§ Aim
In the entries that follow, find the word "leucocitosis" and report each line it is on.

[Extracted records]
· · ·

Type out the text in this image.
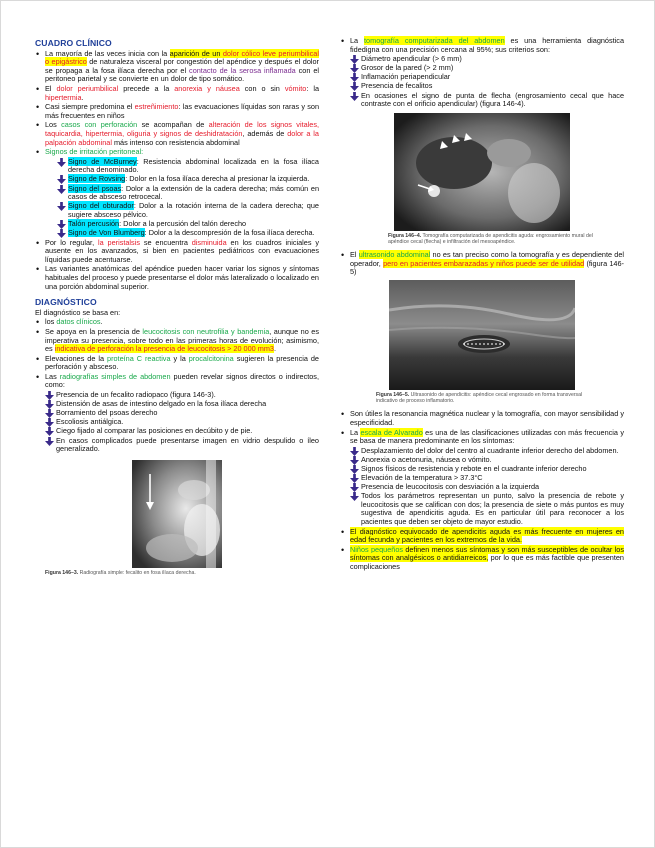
CUADRO CLÍNICO
• La mayoría de las veces inicia con la aparición de un dolor cólico leve periumbilical o epigástrico de naturaleza visceral por congestión del apéndice y después el dolor se propaga a la fosa ilíaca derecha por el contacto de la serosa inflamada con el peritoneo parietal y se convierte en un dolor de tipo somático.
• El dolor periumbilical precede a la anorexia y náusea con o sin vómito: la hipertermia.
• Casi siempre predomina el estreñimiento: las evacuaciones líquidas son raras y son más frecuentes en niños
• Los casos con perforación se acompañan de alteración de los signos vitales, taquicardia, hipertermia, oliguria y signos de deshidratación, además de dolor a la palpación abdominal más intenso con resistencia abdominal
• Signos de irritación peritoneal:
Signo de McBurney: Resistencia abdominal localizada en la fosa ilíaca derecha denominado.
Signo de Rovsing: Dolor en la fosa ilíaca derecha al presionar la izquierda.
Signo del psoas: Dolor a la extensión de la cadera derecha; más común en casos de absceso retrocecal.
Signo del obturador: Dolor a la rotación interna de la cadera derecha; que sugiere absceso pélvico.
Talón percusión: Dolor a la percusión del talón derecho
Signo de Von Blumberg: Dolor a la descompresión de la fosa ilíaca derecha.
• Por lo regular, la peristalsis se encuentra disminuida en los cuadros iniciales y ausente en los avanzados, si bien en pacientes pediátricos con evacuaciones líquidas puede acentuarse.
• Las variantes anatómicas del apéndice pueden hacer variar los signos y síntomas habituales del proceso y puede presentarse el dolor más lateralizado o localizado en una porción abdominal superior.
DIAGNÓSTICO

El diagnóstico se basa en:

• los datos clínicos.
• Se apoya en la presencia de leucocitosis con neutrofilia y bandemia, aunque no es imperativa su presencia, sobre todo en las primeras horas de evolución; asimismo, es indicativa de perforación la presencia de leucocitosis > 20 000 mm3.
• Elevaciones de la proteína C reactiva y la procalcitonina sugieren la presencia de perforación y absceso.
• Las radiografías simples de abdomen pueden revelar signos directos o indirectos, como:
Presencia de un fecalito radiopaco (figura 146-3).
Distensión de asas de intestino delgado en la fosa ilíaca derecha
Borramiento del psoas derecho
Escoliosis antiálgica.
Ciego fijado al comparar las posiciones en decúbito y de pie.
En casos complicados puede presentarse imagen en vidrio despulido o íleo generalizado.

Figura 146–3. Radiografía simple: fecalito en fosa ilíaca derecha.

• La tomografía computarizada del abdomen es una herramienta diagnóstica fidedigna con una precisión cercana al 95%; sus criterios son:
Diámetro apendicular (> 6 mm)
Grosor de la pared (> 2 mm)
Inflamación periapendicular
Presencia de fecalitos
En ocasiones el signo de punta de flecha (engrosamiento cecal que hace contraste con el orificio apendicular) (figura 146-4).

Figura 146–4. Tomografía computarizada de apendicitis aguda: engrosamiento mural del apéndice cecal (flecha) e infiltración del mesoapéndice.

• El ultrasonido abdominal no es tan preciso como la tomografía y es dependiente del operador, pero en pacientes embarazadas y niños puede ser de utilidad (figura 146-5)

Figura 146–5. Ultrasonido de apendicitis: apéndice cecal engrosado en forma transversal indicativo de proceso inflamatorio.

• Son útiles la resonancia magnética nuclear y la tomografía, con mayor sensibilidad y especificidad.
• La escala de Alvarado es una de las clasificaciones utilizadas con más frecuencia y se basa de manera predominante en los síntomas:
Desplazamiento del dolor del centro al cuadrante inferior derecho del abdomen.
Anorexia o acetonuria, náusea o vómito.
Signos físicos de resistencia y rebote en el cuadrante inferior derecho
Elevación de la temperatura > 37.3°C
Presencia de leucocitosis con desviación a la izquierda
Todos los parámetros representan un punto, salvo la presencia de rebote y leucocitosis que se califican con dos; la presencia de siete o más puntos es muy sugestiva de apendicitis aguda. Es en particular útil para reconocer a los pacientes que deben ser objeto de mayor estudio.
• El diagnóstico equivocado de apendicitis aguda es más frecuente en mujeres en edad fecunda y pacientes en los extremos de la vida.
• Niños pequeños definen menos sus síntomas y son más susceptibles de ocultar los síntomas con analgésicos o antidiarreicos, por lo que es más factible que presenten complicaciones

· · ·

§ Final result
• Se apoya en la presencia de leucocitosis con neutrofilia y bandemia, aunque no es imperativa su presencia, sobre todo en las primeras horas de evolución; asimismo, es indicativa de perforación la presencia de leucocitosis > 20 000 mm3.
Presencia de leucocitosis con desviación a la izquierda
Todos los parámetros representan un punto, salvo la presencia de rebote y leucocitosis que se califican con dos; la presencia de siete o más puntos es muy sugestiva de apendicitis aguda. Es en particular útil para reconocer a los pacientes que deben ser objeto de mayor estudio.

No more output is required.